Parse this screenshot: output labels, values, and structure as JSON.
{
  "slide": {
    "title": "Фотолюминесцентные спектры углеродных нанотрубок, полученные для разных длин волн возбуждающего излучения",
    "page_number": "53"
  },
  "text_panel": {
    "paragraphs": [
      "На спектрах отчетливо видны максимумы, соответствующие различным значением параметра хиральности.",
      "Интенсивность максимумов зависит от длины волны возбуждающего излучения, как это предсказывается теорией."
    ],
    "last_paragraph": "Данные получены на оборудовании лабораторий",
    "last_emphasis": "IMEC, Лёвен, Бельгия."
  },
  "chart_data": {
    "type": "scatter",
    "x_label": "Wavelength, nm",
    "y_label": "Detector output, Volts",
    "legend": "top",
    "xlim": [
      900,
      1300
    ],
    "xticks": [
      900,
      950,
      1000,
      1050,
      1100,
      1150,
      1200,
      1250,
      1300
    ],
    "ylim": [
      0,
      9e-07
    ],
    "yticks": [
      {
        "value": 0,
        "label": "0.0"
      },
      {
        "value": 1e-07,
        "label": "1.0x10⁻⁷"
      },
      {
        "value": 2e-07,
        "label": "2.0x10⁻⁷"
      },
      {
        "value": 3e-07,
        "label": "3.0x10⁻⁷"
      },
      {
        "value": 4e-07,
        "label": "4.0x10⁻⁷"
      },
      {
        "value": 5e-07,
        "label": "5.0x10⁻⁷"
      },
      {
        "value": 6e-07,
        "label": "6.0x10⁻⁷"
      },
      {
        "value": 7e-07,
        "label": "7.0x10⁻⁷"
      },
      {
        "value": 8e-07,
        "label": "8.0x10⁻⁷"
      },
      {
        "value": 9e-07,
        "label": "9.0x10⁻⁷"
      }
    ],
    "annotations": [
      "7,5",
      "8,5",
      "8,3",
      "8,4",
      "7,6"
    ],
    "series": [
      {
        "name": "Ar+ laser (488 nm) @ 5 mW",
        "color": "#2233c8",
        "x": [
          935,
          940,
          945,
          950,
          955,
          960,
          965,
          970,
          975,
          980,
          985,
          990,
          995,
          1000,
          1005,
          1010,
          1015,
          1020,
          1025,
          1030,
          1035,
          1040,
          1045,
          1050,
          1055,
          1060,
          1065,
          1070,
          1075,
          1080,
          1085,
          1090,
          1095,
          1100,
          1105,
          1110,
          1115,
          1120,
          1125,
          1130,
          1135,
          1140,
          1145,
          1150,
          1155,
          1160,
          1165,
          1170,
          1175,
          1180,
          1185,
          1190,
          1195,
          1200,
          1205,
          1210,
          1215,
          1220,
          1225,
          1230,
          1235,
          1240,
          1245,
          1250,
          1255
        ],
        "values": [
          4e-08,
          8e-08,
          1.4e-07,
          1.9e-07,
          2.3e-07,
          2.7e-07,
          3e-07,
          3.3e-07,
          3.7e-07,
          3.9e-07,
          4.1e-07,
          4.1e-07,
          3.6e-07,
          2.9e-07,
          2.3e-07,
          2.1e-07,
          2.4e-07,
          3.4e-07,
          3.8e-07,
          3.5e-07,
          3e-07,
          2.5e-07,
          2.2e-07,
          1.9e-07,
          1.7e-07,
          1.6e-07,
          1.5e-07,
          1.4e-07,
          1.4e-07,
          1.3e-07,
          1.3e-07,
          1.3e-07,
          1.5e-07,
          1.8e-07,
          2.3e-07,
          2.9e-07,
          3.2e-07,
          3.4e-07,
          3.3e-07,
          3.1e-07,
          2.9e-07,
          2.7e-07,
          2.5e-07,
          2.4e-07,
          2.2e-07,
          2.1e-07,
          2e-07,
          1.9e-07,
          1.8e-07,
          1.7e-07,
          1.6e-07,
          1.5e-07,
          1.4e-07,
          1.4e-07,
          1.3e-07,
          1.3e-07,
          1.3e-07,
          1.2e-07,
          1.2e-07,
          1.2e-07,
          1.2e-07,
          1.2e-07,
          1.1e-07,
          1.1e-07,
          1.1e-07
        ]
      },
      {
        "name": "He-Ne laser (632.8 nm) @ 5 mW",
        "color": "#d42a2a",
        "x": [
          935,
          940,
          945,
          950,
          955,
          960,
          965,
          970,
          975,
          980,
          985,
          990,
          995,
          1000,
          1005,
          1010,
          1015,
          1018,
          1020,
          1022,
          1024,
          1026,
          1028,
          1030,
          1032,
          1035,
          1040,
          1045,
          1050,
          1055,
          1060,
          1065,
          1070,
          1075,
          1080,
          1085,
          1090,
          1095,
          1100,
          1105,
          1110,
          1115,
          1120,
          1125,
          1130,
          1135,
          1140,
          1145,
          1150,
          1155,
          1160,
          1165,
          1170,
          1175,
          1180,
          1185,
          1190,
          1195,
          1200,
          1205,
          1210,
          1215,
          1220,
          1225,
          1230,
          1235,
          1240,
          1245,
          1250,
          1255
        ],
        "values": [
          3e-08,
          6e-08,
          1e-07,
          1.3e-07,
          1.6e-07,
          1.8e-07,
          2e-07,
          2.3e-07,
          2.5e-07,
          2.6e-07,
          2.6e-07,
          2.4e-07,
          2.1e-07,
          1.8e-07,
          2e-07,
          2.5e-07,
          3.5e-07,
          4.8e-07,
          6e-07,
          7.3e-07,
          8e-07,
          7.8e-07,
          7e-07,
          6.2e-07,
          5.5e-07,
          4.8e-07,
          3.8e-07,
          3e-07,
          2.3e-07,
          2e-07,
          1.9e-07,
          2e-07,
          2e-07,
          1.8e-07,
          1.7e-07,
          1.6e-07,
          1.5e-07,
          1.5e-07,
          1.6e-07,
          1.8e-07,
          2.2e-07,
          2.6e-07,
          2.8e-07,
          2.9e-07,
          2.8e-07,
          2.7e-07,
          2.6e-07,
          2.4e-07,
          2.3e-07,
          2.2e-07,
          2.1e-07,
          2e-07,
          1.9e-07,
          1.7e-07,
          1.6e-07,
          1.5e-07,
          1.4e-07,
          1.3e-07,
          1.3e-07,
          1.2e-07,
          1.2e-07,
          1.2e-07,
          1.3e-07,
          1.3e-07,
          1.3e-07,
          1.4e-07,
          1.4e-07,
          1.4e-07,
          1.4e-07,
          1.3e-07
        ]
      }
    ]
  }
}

■ Required work:
Return the lines above exactly, keeping every word.

■ Correct answer:
Parse this screenshot: output labels, values, and structure as JSON.
{
  "slide": {
    "title": "Фотолюминесцентные спектры углеродных нанотрубок, полученные для разных длин волн возбуждающего излучения",
    "page_number": "53"
  },
  "text_panel": {
    "paragraphs": [
      "На спектрах отчетливо видны максимумы, соответствующие различным значением параметра хиральности.",
      "Интенсивность максимумов зависит от длины волны возбуждающего излучения, как это предсказывается теорией."
    ],
    "last_paragraph": "Данные получены на оборудовании лабораторий",
    "last_emphasis": "IMEC, Лёвен, Бельгия."
  },
  "chart_data": {
    "type": "scatter",
    "x_label": "Wavelength, nm",
    "y_label": "Detector output, Volts",
    "legend": "top",
    "xlim": [
      900,
      1300
    ],
    "xticks": [
      900,
      950,
      1000,
      1050,
      1100,
      1150,
      1200,
      1250,
      1300
    ],
    "ylim": [
      0,
      9e-07
    ],
    "yticks": [
      {
        "value": 0,
        "label": "0.0"
      },
      {
        "value": 1e-07,
        "label": "1.0x10⁻⁷"
      },
      {
        "value": 2e-07,
        "label": "2.0x10⁻⁷"
      },
      {
        "value": 3e-07,
        "label": "3.0x10⁻⁷"
      },
      {
        "value": 4e-07,
        "label": "4.0x10⁻⁷"
      },
      {
        "value": 5e-07,
        "label": "5.0x10⁻⁷"
      },
      {
        "value": 6e-07,
        "label": "6.0x10⁻⁷"
      },
      {
        "value": 7e-07,
        "label": "7.0x10⁻⁷"
      },
      {
        "value": 8e-07,
        "label": "8.0x10⁻⁷"
      },
      {
        "value": 9e-07,
        "label": "9.0x10⁻⁷"
      }
    ],
    "annotations": [
      "7,5",
      "8,5",
      "8,3",
      "8,4",
      "7,6"
    ],
    "series": [
      {
        "name": "Ar+ laser (488 nm) @ 5 mW",
        "color": "#2233c8",
        "x": [
          935,
          940,
          945,
          950,
          955,
          960,
          965,
          970,
          975,
          980,
          985,
          990,
          995,
          1000,
          1005,
          1010,
          1015,
          1020,
          1025,
          1030,
          1035,
          1040,
          1045,
          1050,
          1055,
          1060,
          1065,
          1070,
          1075,
          1080,
          1085,
          1090,
          1095,
          1100,
          1105,
          1110,
          1115,
          1120,
          1125,
          1130,
          1135,
          1140,
          1145,
          1150,
          1155,
          1160,
          1165,
          1170,
          1175,
          1180,
          1185,
          1190,
          1195,
          1200,
          1205,
          1210,
          1215,
          1220,
          1225,
          1230,
          1235,
          1240,
          1245,
          1250,
          1255
        ],
        "values": [
          4e-08,
          8e-08,
          1.4e-07,
          1.9e-07,
          2.3e-07,
          2.7e-07,
          3e-07,
          3.3e-07,
          3.7e-07,
          3.9e-07,
          4.1e-07,
          4.1e-07,
          3.6e-07,
          2.9e-07,
          2.3e-07,
          2.1e-07,
          2.4e-07,
          3.4e-07,
          3.8e-07,
          3.5e-07,
          3e-07,
          2.5e-07,
          2.2e-07,
          1.9e-07,
          1.7e-07,
          1.6e-07,
          1.5e-07,
          1.4e-07,
          1.4e-07,
          1.3e-07,
          1.3e-07,
          1.3e-07,
          1.5e-07,
          1.8e-07,
          2.3e-07,
          2.9e-07,
          3.2e-07,
          3.4e-07,
          3.3e-07,
          3.1e-07,
          2.9e-07,
          2.7e-07,
          2.5e-07,
          2.4e-07,
          2.2e-07,
          2.1e-07,
          2e-07,
          1.9e-07,
          1.8e-07,
          1.7e-07,
          1.6e-07,
          1.5e-07,
          1.4e-07,
          1.4e-07,
          1.3e-07,
          1.3e-07,
          1.3e-07,
          1.2e-07,
          1.2e-07,
          1.2e-07,
          1.2e-07,
          1.2e-07,
          1.1e-07,
          1.1e-07,
          1.1e-07
        ]
      },
      {
        "name": "He-Ne laser (632.8 nm) @ 5 mW",
        "color": "#d42a2a",
        "x": [
          935,
          940,
          945,
          950,
          955,
          960,
          965,
          970,
          975,
          980,
          985,
          990,
          995,
          1000,
          1005,
          1010,
          1015,
          1018,
          1020,
          1022,
          1024,
          1026,
          1028,
          1030,
          1032,
          1035,
          1040,
          1045,
          1050,
          1055,
          1060,
          1065,
          1070,
          1075,
          1080,
          1085,
          1090,
          1095,
          1100,
          1105,
          1110,
          1115,
          1120,
          1125,
          1130,
          1135,
          1140,
          1145,
          1150,
          1155,
          1160,
          1165,
          1170,
          1175,
          1180,
          1185,
          1190,
          1195,
          1200,
          1205,
          1210,
          1215,
          1220,
          1225,
          1230,
          1235,
          1240,
          1245,
          1250,
          1255
        ],
        "values": [
          3e-08,
          6e-08,
          1e-07,
          1.3e-07,
          1.6e-07,
          1.8e-07,
          2e-07,
          2.3e-07,
          2.5e-07,
          2.6e-07,
          2.6e-07,
          2.4e-07,
          2.1e-07,
          1.8e-07,
          2e-07,
          2.5e-07,
          3.5e-07,
          4.8e-07,
          6e-07,
          7.3e-07,
          8e-07,
          7.8e-07,
          7e-07,
          6.2e-07,
          5.5e-07,
          4.8e-07,
          3.8e-07,
          3e-07,
          2.3e-07,
          2e-07,
          1.9e-07,
          2e-07,
          2e-07,
          1.8e-07,
          1.7e-07,
          1.6e-07,
          1.5e-07,
          1.5e-07,
          1.6e-07,
          1.8e-07,
          2.2e-07,
          2.6e-07,
          2.8e-07,
          2.9e-07,
          2.8e-07,
          2.7e-07,
          2.6e-07,
          2.4e-07,
          2.3e-07,
          2.2e-07,
          2.1e-07,
          2e-07,
          1.9e-07,
          1.7e-07,
          1.6e-07,
          1.5e-07,
          1.4e-07,
          1.3e-07,
          1.3e-07,
          1.2e-07,
          1.2e-07,
          1.2e-07,
          1.3e-07,
          1.3e-07,
          1.3e-07,
          1.4e-07,
          1.4e-07,
          1.4e-07,
          1.4e-07,
          1.3e-07
        ]
      }
    ]
  }
}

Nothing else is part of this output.